───── RECORDS FOR THE EXERCISE ─────

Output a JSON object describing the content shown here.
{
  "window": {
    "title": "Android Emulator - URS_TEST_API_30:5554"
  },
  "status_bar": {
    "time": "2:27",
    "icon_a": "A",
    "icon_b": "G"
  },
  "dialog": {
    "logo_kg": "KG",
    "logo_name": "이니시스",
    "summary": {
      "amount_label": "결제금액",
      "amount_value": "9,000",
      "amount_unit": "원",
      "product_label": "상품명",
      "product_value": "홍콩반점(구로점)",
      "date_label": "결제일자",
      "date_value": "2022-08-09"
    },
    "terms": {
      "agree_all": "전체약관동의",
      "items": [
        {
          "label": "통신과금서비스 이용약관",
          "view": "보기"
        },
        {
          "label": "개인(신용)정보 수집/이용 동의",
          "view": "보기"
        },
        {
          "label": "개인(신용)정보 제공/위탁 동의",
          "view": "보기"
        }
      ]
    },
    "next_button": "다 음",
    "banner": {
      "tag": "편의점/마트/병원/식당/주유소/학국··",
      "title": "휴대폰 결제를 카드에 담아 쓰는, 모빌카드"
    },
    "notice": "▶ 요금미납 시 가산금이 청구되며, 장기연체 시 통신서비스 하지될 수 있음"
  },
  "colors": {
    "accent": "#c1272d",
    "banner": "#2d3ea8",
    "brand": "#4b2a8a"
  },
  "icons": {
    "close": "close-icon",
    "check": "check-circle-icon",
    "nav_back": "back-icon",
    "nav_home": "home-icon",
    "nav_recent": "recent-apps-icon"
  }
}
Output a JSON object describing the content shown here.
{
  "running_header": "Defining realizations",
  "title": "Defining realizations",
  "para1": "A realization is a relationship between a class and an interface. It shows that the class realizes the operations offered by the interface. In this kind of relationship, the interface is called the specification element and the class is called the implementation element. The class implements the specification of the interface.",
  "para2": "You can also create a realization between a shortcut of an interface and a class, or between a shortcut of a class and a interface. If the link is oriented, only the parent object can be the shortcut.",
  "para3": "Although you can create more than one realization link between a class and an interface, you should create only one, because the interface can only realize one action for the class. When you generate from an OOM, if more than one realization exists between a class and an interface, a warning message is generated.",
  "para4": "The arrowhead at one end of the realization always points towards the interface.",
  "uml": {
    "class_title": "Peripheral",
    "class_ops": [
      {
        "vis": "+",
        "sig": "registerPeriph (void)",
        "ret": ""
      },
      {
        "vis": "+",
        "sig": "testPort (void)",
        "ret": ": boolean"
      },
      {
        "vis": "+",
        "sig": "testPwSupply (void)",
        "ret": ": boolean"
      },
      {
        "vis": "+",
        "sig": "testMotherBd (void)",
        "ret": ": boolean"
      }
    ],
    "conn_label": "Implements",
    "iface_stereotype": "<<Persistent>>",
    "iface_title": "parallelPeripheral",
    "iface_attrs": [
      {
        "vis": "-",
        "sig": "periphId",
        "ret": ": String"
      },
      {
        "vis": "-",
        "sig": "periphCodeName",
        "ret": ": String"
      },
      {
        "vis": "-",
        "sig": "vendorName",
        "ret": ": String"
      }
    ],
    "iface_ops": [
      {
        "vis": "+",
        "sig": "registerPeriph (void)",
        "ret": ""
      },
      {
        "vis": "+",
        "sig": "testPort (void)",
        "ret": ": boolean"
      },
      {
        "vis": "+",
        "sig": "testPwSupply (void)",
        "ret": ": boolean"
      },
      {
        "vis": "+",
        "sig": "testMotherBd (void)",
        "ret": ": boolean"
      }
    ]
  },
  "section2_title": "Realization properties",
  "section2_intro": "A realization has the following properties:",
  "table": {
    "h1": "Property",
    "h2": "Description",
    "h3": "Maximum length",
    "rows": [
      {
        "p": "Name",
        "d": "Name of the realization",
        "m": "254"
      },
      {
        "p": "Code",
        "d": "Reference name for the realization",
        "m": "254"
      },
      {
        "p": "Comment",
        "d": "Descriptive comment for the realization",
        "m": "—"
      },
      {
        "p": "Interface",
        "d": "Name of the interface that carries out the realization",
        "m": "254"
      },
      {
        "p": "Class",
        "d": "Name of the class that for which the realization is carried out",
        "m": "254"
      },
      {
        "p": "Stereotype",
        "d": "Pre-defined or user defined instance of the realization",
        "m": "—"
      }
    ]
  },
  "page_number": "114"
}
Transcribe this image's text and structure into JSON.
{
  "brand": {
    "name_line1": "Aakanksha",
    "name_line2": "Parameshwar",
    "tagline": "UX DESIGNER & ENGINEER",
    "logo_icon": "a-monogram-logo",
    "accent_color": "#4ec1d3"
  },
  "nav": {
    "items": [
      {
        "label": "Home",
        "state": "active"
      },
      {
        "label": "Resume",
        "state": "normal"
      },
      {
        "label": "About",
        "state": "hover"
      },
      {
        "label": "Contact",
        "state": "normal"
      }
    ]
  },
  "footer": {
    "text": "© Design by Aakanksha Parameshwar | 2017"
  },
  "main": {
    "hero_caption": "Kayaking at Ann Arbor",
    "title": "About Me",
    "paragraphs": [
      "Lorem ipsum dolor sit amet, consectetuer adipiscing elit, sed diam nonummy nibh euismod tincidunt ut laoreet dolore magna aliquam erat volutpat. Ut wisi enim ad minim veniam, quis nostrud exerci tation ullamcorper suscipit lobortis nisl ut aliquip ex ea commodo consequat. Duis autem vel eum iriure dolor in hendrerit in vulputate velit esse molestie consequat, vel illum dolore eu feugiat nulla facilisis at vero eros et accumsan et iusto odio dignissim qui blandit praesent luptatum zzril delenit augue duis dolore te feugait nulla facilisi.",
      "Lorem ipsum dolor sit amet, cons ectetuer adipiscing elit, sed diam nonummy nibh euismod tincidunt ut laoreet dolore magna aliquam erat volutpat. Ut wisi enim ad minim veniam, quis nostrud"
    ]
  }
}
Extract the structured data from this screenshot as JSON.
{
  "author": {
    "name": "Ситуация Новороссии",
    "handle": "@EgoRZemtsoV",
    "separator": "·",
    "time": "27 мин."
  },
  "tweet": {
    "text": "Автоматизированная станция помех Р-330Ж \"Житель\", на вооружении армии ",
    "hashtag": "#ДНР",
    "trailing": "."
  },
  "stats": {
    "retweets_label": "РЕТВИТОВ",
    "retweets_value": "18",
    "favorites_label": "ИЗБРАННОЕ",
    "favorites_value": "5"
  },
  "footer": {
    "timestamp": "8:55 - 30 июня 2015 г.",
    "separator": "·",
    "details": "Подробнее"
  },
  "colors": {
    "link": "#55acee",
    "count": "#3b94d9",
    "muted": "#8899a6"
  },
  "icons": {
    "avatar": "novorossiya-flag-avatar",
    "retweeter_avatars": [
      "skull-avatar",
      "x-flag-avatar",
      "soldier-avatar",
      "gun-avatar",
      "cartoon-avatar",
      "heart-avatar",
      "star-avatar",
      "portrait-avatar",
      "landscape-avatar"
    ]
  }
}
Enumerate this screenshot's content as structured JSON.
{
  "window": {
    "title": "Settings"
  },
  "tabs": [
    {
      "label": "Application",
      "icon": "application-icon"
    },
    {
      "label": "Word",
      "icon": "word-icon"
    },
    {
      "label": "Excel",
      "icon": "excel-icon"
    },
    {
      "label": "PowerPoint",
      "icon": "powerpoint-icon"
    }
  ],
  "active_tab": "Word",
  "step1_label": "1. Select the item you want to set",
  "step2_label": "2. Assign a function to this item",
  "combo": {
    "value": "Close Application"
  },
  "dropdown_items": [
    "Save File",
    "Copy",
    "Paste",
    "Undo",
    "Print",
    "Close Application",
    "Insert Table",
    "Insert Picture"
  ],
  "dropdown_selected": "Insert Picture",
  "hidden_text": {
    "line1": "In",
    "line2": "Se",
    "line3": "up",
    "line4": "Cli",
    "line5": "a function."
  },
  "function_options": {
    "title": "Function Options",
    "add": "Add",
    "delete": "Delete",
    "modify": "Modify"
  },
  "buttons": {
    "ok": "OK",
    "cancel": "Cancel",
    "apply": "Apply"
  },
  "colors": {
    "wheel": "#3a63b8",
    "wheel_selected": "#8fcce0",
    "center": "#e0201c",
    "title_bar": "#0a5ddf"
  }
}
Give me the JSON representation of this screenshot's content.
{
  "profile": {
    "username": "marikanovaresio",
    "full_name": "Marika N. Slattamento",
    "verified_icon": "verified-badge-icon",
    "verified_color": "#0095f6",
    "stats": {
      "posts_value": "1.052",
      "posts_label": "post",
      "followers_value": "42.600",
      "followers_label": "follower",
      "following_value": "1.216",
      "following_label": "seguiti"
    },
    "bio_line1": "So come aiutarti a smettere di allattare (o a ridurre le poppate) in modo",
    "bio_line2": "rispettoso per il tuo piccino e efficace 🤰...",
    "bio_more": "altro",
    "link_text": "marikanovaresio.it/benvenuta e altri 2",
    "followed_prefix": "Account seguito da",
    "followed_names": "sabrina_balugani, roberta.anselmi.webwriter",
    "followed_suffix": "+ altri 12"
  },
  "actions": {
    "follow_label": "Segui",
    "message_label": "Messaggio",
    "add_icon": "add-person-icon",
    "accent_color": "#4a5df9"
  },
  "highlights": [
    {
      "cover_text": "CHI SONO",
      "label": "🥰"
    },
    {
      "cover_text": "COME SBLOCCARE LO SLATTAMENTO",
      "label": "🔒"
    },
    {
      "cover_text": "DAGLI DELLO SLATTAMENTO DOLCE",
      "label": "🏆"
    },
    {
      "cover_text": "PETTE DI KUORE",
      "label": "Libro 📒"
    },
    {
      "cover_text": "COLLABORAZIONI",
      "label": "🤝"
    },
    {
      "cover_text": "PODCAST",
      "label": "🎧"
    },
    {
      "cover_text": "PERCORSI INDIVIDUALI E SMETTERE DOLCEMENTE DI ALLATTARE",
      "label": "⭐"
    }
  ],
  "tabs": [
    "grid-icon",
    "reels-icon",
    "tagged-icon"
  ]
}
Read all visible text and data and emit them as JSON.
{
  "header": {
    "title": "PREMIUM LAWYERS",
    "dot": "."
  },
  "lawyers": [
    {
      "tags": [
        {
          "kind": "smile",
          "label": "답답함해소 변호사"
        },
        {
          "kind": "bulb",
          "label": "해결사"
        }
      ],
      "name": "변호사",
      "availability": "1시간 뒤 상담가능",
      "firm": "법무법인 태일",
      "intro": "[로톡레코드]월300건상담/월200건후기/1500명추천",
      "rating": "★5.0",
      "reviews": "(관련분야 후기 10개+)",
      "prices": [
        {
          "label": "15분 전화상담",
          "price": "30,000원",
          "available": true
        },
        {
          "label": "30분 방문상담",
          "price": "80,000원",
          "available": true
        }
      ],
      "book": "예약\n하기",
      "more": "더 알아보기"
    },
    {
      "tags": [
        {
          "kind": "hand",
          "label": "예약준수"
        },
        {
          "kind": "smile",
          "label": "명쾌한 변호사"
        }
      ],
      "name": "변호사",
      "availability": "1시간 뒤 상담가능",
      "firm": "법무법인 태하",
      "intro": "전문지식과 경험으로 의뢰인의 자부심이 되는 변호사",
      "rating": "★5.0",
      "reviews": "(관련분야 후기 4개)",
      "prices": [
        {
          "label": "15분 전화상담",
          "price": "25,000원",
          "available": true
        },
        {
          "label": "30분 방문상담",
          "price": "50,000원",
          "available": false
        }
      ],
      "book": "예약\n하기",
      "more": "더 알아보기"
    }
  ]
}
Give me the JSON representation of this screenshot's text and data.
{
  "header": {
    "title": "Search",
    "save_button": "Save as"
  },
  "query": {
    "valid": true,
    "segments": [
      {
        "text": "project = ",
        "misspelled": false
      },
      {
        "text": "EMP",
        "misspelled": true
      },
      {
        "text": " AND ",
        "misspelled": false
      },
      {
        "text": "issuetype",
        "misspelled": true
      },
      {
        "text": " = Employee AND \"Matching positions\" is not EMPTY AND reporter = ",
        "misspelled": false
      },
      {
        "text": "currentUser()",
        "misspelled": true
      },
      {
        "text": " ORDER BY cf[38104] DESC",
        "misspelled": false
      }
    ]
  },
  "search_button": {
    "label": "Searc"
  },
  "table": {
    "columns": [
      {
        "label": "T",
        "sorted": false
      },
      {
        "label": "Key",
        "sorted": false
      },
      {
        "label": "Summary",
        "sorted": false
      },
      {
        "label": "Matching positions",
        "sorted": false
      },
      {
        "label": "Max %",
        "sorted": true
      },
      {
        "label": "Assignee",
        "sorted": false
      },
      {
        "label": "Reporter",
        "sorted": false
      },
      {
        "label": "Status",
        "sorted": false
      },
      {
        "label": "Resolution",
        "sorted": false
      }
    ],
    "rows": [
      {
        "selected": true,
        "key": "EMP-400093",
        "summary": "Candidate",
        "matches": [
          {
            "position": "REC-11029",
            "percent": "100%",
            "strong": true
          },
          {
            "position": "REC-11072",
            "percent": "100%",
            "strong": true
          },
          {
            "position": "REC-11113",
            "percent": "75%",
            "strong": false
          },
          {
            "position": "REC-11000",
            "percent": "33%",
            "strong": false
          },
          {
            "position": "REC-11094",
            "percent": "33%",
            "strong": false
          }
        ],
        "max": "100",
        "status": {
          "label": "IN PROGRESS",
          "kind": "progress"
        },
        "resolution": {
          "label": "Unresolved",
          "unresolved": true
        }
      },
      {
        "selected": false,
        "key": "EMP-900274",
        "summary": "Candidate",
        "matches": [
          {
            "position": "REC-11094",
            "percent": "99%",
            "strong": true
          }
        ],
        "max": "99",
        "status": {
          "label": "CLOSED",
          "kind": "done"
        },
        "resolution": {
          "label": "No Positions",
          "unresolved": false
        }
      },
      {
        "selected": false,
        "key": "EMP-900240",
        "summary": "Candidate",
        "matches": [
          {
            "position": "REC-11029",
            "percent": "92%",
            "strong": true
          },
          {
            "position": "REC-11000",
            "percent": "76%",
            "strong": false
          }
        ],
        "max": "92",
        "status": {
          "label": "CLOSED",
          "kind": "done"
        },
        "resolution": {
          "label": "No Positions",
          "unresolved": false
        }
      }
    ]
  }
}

─────

**TO BE DONE**
Where a line contains the string "flag", extract that line.

**REPLY TO THE EXERCISE**
    "avatar": "novorossiya-flag-avatar",
      "x-flag-avatar",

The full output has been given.